Exercise prompt. Below are some records; reproduce every one of them exactly.

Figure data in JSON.

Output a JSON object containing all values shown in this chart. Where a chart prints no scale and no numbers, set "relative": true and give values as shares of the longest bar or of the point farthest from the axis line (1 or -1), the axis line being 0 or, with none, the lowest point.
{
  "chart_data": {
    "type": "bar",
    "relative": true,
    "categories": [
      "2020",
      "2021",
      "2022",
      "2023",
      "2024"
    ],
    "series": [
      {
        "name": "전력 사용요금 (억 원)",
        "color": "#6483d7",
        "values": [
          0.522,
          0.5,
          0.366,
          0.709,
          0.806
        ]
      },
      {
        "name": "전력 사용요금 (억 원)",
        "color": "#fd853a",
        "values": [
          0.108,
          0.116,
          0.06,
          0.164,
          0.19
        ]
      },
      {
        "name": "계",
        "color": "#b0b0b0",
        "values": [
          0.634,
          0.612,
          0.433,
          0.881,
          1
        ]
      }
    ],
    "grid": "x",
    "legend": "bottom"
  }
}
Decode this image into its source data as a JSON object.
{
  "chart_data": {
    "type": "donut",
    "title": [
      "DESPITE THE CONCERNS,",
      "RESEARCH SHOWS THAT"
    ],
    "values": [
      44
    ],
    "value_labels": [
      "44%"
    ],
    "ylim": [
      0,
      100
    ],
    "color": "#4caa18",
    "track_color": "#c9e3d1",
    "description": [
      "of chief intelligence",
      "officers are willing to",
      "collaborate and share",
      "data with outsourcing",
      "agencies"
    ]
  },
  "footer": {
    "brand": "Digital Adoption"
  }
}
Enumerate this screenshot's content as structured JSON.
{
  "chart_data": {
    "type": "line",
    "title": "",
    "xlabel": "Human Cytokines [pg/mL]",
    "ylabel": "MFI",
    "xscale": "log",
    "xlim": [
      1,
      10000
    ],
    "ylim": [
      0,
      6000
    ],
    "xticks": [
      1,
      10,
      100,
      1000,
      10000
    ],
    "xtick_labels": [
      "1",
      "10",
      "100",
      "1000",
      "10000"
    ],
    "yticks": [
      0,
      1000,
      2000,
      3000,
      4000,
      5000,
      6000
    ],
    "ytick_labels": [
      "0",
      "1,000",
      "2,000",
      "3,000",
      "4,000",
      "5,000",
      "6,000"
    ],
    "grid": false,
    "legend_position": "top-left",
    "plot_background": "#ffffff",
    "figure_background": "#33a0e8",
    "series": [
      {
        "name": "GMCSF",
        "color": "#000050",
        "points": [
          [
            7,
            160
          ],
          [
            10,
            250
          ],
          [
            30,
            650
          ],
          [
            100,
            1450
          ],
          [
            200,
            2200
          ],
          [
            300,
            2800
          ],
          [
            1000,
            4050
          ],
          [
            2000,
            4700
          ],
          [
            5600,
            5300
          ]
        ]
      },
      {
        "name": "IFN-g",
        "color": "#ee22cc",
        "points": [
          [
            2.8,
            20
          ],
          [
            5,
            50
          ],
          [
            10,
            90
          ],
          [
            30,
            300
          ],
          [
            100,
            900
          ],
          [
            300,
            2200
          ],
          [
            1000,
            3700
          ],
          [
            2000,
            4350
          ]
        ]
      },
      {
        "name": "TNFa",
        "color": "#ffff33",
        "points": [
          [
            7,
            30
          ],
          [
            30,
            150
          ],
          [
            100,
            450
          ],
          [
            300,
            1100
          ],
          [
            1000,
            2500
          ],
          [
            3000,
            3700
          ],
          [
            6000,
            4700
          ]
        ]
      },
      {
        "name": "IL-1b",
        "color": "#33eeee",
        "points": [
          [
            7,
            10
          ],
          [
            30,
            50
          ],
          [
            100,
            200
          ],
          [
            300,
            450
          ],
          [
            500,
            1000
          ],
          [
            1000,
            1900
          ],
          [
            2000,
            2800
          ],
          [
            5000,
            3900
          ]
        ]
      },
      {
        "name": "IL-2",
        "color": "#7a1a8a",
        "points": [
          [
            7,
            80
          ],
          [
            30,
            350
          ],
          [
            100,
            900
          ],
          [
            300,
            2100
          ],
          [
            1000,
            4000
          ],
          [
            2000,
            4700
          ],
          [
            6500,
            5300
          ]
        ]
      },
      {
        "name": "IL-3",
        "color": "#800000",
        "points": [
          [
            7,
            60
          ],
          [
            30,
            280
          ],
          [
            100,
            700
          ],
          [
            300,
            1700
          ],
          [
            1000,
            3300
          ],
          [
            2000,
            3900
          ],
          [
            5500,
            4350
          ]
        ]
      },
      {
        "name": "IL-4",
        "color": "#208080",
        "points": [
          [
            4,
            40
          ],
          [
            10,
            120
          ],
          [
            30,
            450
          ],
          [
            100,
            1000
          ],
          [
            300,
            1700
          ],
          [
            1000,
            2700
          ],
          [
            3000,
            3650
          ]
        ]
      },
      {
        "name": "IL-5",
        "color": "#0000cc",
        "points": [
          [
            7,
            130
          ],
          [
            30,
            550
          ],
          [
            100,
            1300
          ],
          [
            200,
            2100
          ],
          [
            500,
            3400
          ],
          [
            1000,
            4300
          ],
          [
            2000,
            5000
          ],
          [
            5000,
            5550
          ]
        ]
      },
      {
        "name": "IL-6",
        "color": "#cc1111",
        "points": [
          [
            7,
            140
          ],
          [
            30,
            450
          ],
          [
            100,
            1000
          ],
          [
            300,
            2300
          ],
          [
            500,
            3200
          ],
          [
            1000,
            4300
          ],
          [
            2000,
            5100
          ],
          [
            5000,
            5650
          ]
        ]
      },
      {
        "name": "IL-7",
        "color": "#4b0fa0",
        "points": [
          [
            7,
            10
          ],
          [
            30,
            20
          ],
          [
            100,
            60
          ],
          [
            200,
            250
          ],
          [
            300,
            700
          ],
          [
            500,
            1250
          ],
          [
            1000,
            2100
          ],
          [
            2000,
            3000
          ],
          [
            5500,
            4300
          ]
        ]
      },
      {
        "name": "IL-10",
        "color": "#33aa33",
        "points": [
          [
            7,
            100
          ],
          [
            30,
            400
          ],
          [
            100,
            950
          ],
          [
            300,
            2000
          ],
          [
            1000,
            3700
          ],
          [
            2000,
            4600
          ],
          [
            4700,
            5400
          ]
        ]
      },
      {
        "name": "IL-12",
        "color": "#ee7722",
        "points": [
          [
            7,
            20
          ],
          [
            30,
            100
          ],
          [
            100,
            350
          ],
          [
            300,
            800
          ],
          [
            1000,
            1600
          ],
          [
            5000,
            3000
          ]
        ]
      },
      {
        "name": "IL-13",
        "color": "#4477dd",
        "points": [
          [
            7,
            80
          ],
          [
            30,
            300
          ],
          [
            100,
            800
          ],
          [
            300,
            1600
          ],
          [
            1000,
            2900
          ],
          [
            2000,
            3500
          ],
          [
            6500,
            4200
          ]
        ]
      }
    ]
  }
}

Answer in full.
Output a JSON object containing all values shown in this chart. Where a chart prints no scale and no numbers, set "relative": true and give values as shares of the longest bar or of the point farthest from the axis line (1 or -1), the axis line being 0 or, with none, the lowest point.
{
  "chart_data": {
    "type": "bar",
    "relative": true,
    "categories": [
      "2020",
      "2021",
      "2022",
      "2023",
      "2024"
    ],
    "series": [
      {
        "name": "전력 사용요금 (억 원)",
        "color": "#6483d7",
        "values": [
          0.522,
          0.5,
          0.366,
          0.709,
          0.806
        ]
      },
      {
        "name": "전력 사용요금 (억 원)",
        "color": "#fd853a",
        "values": [
          0.108,
          0.116,
          0.06,
          0.164,
          0.19
        ]
      },
      {
        "name": "계",
        "color": "#b0b0b0",
        "values": [
          0.634,
          0.612,
          0.433,
          0.881,
          1
        ]
      }
    ],
    "grid": "x",
    "legend": "bottom"
  }
}
Decode this image into its source data as a JSON object.
{
  "chart_data": {
    "type": "donut",
    "title": [
      "DESPITE THE CONCERNS,",
      "RESEARCH SHOWS THAT"
    ],
    "values": [
      44
    ],
    "value_labels": [
      "44%"
    ],
    "ylim": [
      0,
      100
    ],
    "color": "#4caa18",
    "track_color": "#c9e3d1",
    "description": [
      "of chief intelligence",
      "officers are willing to",
      "collaborate and share",
      "data with outsourcing",
      "agencies"
    ]
  },
  "footer": {
    "brand": "Digital Adoption"
  }
}
Enumerate this screenshot's content as structured JSON.
{
  "chart_data": {
    "type": "line",
    "title": "",
    "xlabel": "Human Cytokines [pg/mL]",
    "ylabel": "MFI",
    "xscale": "log",
    "xlim": [
      1,
      10000
    ],
    "ylim": [
      0,
      6000
    ],
    "xticks": [
      1,
      10,
      100,
      1000,
      10000
    ],
    "xtick_labels": [
      "1",
      "10",
      "100",
      "1000",
      "10000"
    ],
    "yticks": [
      0,
      1000,
      2000,
      3000,
      4000,
      5000,
      6000
    ],
    "ytick_labels": [
      "0",
      "1,000",
      "2,000",
      "3,000",
      "4,000",
      "5,000",
      "6,000"
    ],
    "grid": false,
    "legend_position": "top-left",
    "plot_background": "#ffffff",
    "figure_background": "#33a0e8",
    "series": [
      {
        "name": "GMCSF",
        "color": "#000050",
        "points": [
          [
            7,
            160
          ],
          [
            10,
            250
          ],
          [
            30,
            650
          ],
          [
            100,
            1450
          ],
          [
            200,
            2200
          ],
          [
            300,
            2800
          ],
          [
            1000,
            4050
          ],
          [
            2000,
            4700
          ],
          [
            5600,
            5300
          ]
        ]
      },
      {
        "name": "IFN-g",
        "color": "#ee22cc",
        "points": [
          [
            2.8,
            20
          ],
          [
            5,
            50
          ],
          [
            10,
            90
          ],
          [
            30,
            300
          ],
          [
            100,
            900
          ],
          [
            300,
            2200
          ],
          [
            1000,
            3700
          ],
          [
            2000,
            4350
          ]
        ]
      },
      {
        "name": "TNFa",
        "color": "#ffff33",
        "points": [
          [
            7,
            30
          ],
          [
            30,
            150
          ],
          [
            100,
            450
          ],
          [
            300,
            1100
          ],
          [
            1000,
            2500
          ],
          [
            3000,
            3700
          ],
          [
            6000,
            4700
          ]
        ]
      },
      {
        "name": "IL-1b",
        "color": "#33eeee",
        "points": [
          [
            7,
            10
          ],
          [
            30,
            50
          ],
          [
            100,
            200
          ],
          [
            300,
            450
          ],
          [
            500,
            1000
          ],
          [
            1000,
            1900
          ],
          [
            2000,
            2800
          ],
          [
            5000,
            3900
          ]
        ]
      },
      {
        "name": "IL-2",
        "color": "#7a1a8a",
        "points": [
          [
            7,
            80
          ],
          [
            30,
            350
          ],
          [
            100,
            900
          ],
          [
            300,
            2100
          ],
          [
            1000,
            4000
          ],
          [
            2000,
            4700
          ],
          [
            6500,
            5300
          ]
        ]
      },
      {
        "name": "IL-3",
        "color": "#800000",
        "points": [
          [
            7,
            60
          ],
          [
            30,
            280
          ],
          [
            100,
            700
          ],
          [
            300,
            1700
          ],
          [
            1000,
            3300
          ],
          [
            2000,
            3900
          ],
          [
            5500,
            4350
          ]
        ]
      },
      {
        "name": "IL-4",
        "color": "#208080",
        "points": [
          [
            4,
            40
          ],
          [
            10,
            120
          ],
          [
            30,
            450
          ],
          [
            100,
            1000
          ],
          [
            300,
            1700
          ],
          [
            1000,
            2700
          ],
          [
            3000,
            3650
          ]
        ]
      },
      {
        "name": "IL-5",
        "color": "#0000cc",
        "points": [
          [
            7,
            130
          ],
          [
            30,
            550
          ],
          [
            100,
            1300
          ],
          [
            200,
            2100
          ],
          [
            500,
            3400
          ],
          [
            1000,
            4300
          ],
          [
            2000,
            5000
          ],
          [
            5000,
            5550
          ]
        ]
      },
      {
        "name": "IL-6",
        "color": "#cc1111",
        "points": [
          [
            7,
            140
          ],
          [
            30,
            450
          ],
          [
            100,
            1000
          ],
          [
            300,
            2300
          ],
          [
            500,
            3200
          ],
          [
            1000,
            4300
          ],
          [
            2000,
            5100
          ],
          [
            5000,
            5650
          ]
        ]
      },
      {
        "name": "IL-7",
        "color": "#4b0fa0",
        "points": [
          [
            7,
            10
          ],
          [
            30,
            20
          ],
          [
            100,
            60
          ],
          [
            200,
            250
          ],
          [
            300,
            700
          ],
          [
            500,
            1250
          ],
          [
            1000,
            2100
          ],
          [
            2000,
            3000
          ],
          [
            5500,
            4300
          ]
        ]
      },
      {
        "name": "IL-10",
        "color": "#33aa33",
        "points": [
          [
            7,
            100
          ],
          [
            30,
            400
          ],
          [
            100,
            950
          ],
          [
            300,
            2000
          ],
          [
            1000,
            3700
          ],
          [
            2000,
            4600
          ],
          [
            4700,
            5400
          ]
        ]
      },
      {
        "name": "IL-12",
        "color": "#ee7722",
        "points": [
          [
            7,
            20
          ],
          [
            30,
            100
          ],
          [
            100,
            350
          ],
          [
            300,
            800
          ],
          [
            1000,
            1600
          ],
          [
            5000,
            3000
          ]
        ]
      },
      {
        "name": "IL-13",
        "color": "#4477dd",
        "points": [
          [
            7,
            80
          ],
          [
            30,
            300
          ],
          [
            100,
            800
          ],
          [
            300,
            1600
          ],
          [
            1000,
            2900
          ],
          [
            2000,
            3500
          ],
          [
            6500,
            4200
          ]
        ]
      }
    ]
  }
}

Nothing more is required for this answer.